> **Problem description**:
Reproduce the research lab recruitment notice below word for word, from start to finish.

#### Source text

I am looking for students to join my research lab. Please read on if you are interested.




Prospective B. Tech students:

I am looking for ethusiastic undergraduate students for a research project on "smart appliances for the smart power grid". The goal is to prototype smart water heaters for deployment in the IIT campus to make electricity supply in the IIT-G campus more reliable, resilient, and cheaper. See these slides for a presentation on the envisoned system. The project will involve programming Arduino microprocessors, building small electronic circuits, and Python programming. Primary requirement is enthusiasm and conscientiousness. Technical skills can be acquired on the job. For those who make good progress the project can be expanded to a paid job. If interested, please email me with a resume and and an unofficial transcript.


Prospective M. Tech and Ph.D. students:



A few research project topics for potential M. Tech and Ph.D. theses are listed below. The scope of work will be different depending on M.Tech. or Ph.D., but these topics contain many sub-topics of varying level of complexity, so they have enough potential for both M.Tech. and Ph.D. students. Many more are possible depending on your interest and degree of overlap with the lab's vision:
  1. Coordinated control of smart agents (air conditioners, EVs, etc.) to provide ancillary services to the power grid, to ameliorate the effect of intermittent generation from solar and wind

    Related literature (see my Google Scholar page for complete references):
    1. Austin Coffman and Ana Busic and Prabir Barooah, "Virtual Energy Storage from TCLs using QoS preserving local randomized control", 5th ACM International Conference on Systems for Built Environments (BuildSys), pp. 10, November, 2018.

    2. A Coffman, NJ Cammardella, P Barooah, SP Meyn, "Aggregate flexibility capacity of TCLs with cycling constraints", IEEE Transactions on Power Systems,2022.

    3. Austin Coffman and Ana Busic and Prabir Barooah, "A study of virtual energy storage from thermostatically controlled loads under time-varying weather conditions", International High Performance Buildings Conference, 2018.

########
#### Data segment

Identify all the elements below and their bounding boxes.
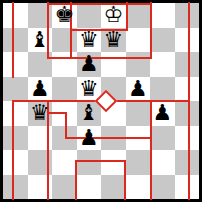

########

> **Result of this exercise**:
I am looking for students to join my research lab. Please read on if you are interested.




Prospective B. Tech students:

I am looking for ethusiastic undergraduate students for a research project on "smart appliances for the smart power grid". The goal is to prototype smart water heaters for deployment in the IIT campus to make electricity supply in the IIT-G campus more reliable, resilient, and cheaper. See these slides for a presentation on the envisoned system. The project will involve programming Arduino microprocessors, building small electronic circuits, and Python programming. Primary requirement is enthusiasm and conscientiousness. Technical skills can be acquired on the job. For those who make good progress the project can be expanded to a paid job. If interested, please email me with a resume and and an unofficial transcript.


Prospective M. Tech and Ph.D. students:



A few research project topics for potential M. Tech and Ph.D. theses are listed below. The scope of work will be different depending on M.Tech. or Ph.D., but these topics contain many sub-topics of varying level of complexity, so they have enough potential for both M.Tech. and Ph.D. students. Many more are possible depending on your interest and degree of overlap with the lab's vision:
  1. Coordinated control of smart agents (air conditioners, EVs, etc.) to provide ancillary services to the power grid, to ameliorate the effect of intermittent generation from solar and wind

    Related literature (see my Google Scholar page for complete references):
    1. Austin Coffman and Ana Busic and Prabir Barooah, "Virtual Energy Storage from TCLs using QoS preserving local randomized control", 5th ACM International Conference on Systems for Built Environments (BuildSys), pp. 10, November, 2018.

    2. A Coffman, NJ Cammardella, P Barooah, SP Meyn, "Aggregate flexibility capacity of TCLs with cycling constraints", IEEE Transactions on Power Systems,2022.

    3. Austin Coffman and Ana Busic and Prabir Barooah, "A study of virtual energy storage from thermostatically controlled loads under time-varying weather conditions", International High Performance Buildings Conference, 2018.